READING PASSAGE:
****************
Is Mulch Made of Poop? What’s Actually in It

Most mulch is not made of poop. The standard bags of mulch you see at garden centers and hardware stores are made from shredded wood, bark, or other plant materials. However, some specialty products blur the line between mulch and compost, and a few do contain animal manure as an ingredient.

What Standard Mulch Is Actually Made Of

Commercial mulch is overwhelmingly plant-based. The most common types are shredded hardwood bark, cedar chips, pine bark nuggets, and cypress mulch. These are byproducts of the lumber and timber industry, chipped or shredded and sometimes dyed red, black, or brown for appearance.

Beyond wood products, mulch can also be made from straw, hay, grass clippings, shredded leaves, sawdust, newspaper, cardboard, or even wool. On the synthetic side, rubber mulch (made from recycled tires) and plastic landscaping fabric serve the same purpose. None of these contain animal waste of any kind. Mulch sits on top of the soil to hold in moisture, regulate temperature, and suppress weeds. It’s a protective blanket, not a fertilizer.
****************
RECORDS PROVIDED:
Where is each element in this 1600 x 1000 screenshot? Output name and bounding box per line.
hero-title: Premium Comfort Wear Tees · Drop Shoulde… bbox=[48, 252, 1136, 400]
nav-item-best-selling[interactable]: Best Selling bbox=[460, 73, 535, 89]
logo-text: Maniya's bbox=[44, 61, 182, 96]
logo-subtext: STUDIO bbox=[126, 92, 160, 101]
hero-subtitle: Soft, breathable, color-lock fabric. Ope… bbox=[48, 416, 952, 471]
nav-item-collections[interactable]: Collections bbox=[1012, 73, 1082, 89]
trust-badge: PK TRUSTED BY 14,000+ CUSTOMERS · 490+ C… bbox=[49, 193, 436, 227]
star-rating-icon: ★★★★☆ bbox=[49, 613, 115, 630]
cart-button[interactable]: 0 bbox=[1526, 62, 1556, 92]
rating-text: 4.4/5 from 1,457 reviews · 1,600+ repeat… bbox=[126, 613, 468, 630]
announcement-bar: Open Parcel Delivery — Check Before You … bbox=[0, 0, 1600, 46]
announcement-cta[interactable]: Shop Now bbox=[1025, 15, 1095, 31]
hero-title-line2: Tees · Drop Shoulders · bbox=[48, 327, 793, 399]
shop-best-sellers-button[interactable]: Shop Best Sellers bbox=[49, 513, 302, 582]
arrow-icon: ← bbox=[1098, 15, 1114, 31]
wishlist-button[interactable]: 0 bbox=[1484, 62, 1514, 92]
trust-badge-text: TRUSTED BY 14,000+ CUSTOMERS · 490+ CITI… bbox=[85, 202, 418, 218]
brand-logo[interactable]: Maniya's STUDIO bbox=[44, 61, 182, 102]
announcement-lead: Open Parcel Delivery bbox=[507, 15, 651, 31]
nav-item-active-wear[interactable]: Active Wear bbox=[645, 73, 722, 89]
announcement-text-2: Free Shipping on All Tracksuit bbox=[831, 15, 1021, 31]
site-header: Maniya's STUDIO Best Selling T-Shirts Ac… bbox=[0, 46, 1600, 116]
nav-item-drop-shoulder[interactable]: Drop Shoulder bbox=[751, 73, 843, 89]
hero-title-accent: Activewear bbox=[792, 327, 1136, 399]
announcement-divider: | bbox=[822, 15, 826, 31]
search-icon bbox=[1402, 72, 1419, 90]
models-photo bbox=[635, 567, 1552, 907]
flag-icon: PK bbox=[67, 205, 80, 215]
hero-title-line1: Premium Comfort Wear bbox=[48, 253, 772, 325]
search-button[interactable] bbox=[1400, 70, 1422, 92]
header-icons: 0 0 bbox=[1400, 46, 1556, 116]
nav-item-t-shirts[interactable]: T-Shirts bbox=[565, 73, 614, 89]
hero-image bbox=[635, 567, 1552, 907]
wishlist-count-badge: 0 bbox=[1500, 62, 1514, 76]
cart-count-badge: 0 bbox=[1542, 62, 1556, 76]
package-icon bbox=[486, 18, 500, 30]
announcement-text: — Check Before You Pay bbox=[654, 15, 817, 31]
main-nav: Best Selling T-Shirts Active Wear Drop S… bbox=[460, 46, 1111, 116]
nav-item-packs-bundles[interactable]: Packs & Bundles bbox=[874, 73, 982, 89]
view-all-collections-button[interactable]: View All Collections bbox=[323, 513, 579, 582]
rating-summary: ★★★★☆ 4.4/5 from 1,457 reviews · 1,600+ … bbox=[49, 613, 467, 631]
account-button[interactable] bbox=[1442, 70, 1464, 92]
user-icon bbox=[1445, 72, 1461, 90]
****************
TASKS FOR THIS EXERCISE:
1: Answer these from the piece on mulch:
(a) What do a few specialty products contain as an ingredient?
(b) What colors is commercial mulch sometimes dyed?
(c) What is rubber mulch made from?
2: Carry on the piece about mulch after its last sentence.

ANSWERS FOR EACH ITEM:
1:
(a) Animal manure.
(b) Red, black, or brown.
(c) Recycled tires.

2:
Where Poop Does Enter the Picture

The confusion usually comes from compost, which is a different product that sometimes gets used as mulch. Compost is decomposed organic matter designed to enrich soil with nutrients. For many years, well-rotted farm manure has been one of the most popular composting ingredients, and manure-based composts are widely available. When gardeners spread compost on top of their soil instead of mixing it in, they’re using it as mulch, which is a perfectly common practice.

Some products are explicitly marketed this way. Price Farms Organics, for example, sells “Zoo Brew,” a compost made from Columbus Zoo animal manure and bedding mixed with horse manure, recycled food scraps, yard trimmings, and coffee grounds. They recommend it both as a soil amendment and as a mulch. Their “Barnyard Café” compost uses hog barn manure and bedding blended with paper, leaves, and coffee grounds. Products like these do contain animal poop, but they’re composted first, meaning the raw waste has been broken down by microorganisms into a stable, earthy-smelling material.

Mushroom compost is another product that sometimes shows up in the mulch aisle. It’s the spent growing medium from commercial mushroom farms, often made with horse manure, straw, and gypsum. Once the mushrooms are harvested, the leftover medium gets sold as a soil conditioner or mulch.

What About Human Waste?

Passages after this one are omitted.